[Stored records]
**********
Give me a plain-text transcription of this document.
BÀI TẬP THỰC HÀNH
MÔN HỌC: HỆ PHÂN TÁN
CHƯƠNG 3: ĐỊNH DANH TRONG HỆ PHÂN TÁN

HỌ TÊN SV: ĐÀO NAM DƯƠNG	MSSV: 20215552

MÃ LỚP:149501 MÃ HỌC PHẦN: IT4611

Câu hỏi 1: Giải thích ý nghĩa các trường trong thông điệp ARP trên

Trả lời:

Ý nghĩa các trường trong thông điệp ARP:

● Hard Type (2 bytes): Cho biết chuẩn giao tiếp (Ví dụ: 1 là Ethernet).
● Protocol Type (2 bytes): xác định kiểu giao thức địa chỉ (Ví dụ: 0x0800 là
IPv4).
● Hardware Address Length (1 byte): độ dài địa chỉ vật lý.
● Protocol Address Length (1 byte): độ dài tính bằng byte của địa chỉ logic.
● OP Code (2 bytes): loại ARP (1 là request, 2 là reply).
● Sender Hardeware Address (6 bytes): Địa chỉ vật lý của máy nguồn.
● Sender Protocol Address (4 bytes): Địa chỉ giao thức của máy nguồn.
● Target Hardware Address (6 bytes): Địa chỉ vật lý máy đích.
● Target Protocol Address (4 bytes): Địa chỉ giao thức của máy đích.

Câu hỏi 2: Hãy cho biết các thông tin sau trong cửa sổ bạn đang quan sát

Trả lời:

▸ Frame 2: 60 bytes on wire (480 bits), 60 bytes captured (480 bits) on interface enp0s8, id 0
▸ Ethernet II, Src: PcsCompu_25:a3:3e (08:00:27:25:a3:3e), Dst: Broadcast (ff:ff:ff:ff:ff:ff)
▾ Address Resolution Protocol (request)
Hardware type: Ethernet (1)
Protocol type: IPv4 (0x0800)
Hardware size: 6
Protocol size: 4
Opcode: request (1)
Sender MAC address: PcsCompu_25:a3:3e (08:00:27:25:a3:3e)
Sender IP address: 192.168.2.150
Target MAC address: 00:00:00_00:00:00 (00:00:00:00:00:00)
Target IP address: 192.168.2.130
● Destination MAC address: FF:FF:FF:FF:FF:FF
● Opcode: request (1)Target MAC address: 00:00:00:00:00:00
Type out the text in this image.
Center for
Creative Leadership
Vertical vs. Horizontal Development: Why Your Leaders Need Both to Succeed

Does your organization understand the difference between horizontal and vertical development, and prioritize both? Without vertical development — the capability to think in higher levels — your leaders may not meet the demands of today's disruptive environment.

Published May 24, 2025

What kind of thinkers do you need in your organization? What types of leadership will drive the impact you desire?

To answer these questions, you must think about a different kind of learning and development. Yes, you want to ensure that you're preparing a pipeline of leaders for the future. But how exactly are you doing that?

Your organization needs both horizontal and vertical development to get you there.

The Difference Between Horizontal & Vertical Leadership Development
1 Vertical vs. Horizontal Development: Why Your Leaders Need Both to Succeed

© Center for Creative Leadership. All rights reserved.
**********
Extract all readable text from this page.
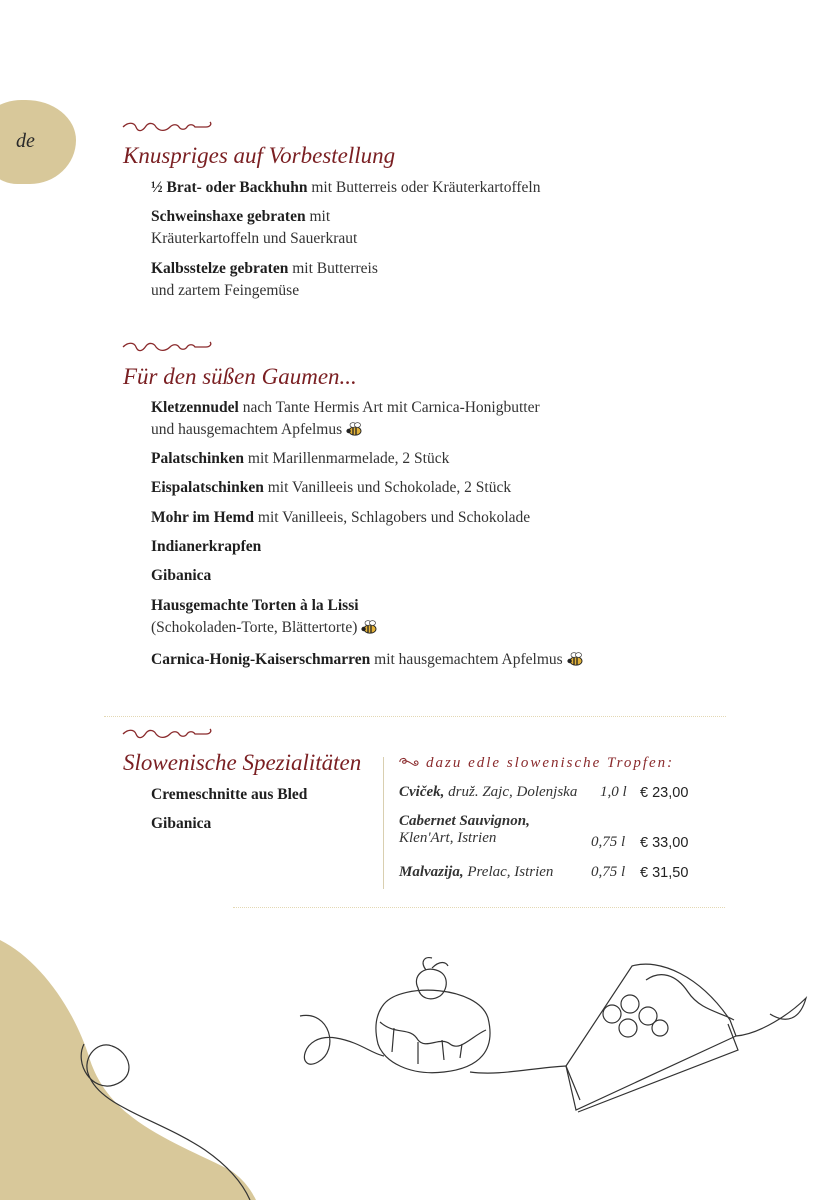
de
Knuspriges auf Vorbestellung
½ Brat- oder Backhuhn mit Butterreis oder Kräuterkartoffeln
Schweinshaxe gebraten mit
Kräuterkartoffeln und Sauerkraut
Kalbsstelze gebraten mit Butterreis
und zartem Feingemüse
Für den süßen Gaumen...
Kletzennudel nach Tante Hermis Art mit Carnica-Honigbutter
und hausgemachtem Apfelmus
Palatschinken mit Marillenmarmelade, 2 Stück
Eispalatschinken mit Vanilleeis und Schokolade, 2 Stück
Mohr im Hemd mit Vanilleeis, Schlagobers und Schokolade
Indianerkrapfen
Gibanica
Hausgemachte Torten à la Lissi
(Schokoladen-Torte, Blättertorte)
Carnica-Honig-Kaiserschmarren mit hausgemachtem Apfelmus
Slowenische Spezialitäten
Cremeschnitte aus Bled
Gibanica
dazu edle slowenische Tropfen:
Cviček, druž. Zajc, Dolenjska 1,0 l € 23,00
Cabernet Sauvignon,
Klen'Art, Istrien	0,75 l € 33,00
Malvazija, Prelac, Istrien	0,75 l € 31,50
**********
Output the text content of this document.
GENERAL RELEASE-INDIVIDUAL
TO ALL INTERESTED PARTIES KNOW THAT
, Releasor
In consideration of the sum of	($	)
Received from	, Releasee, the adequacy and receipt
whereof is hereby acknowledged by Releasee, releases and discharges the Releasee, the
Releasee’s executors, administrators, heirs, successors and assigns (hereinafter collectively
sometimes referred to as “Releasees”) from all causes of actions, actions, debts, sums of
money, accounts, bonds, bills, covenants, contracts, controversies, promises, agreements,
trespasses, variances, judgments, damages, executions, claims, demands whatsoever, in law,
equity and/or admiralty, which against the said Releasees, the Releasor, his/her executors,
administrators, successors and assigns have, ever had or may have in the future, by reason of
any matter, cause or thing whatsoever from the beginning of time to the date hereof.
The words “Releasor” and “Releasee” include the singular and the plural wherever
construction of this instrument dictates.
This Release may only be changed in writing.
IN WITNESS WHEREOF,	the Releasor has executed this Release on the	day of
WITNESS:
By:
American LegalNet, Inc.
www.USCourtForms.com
**********
**WHAT THE TASK ASKS:** Filter out every line that lacks the word "thông", and copy the rest.

**OUTPUT:**
Câu hỏi 1: Giải thích ý nghĩa các trường trong thông điệp ARP trên
Ý nghĩa các trường trong thông điệp ARP:
Câu hỏi 2: Hãy cho biết các thông tin sau trong cửa sổ bạn đang quan sát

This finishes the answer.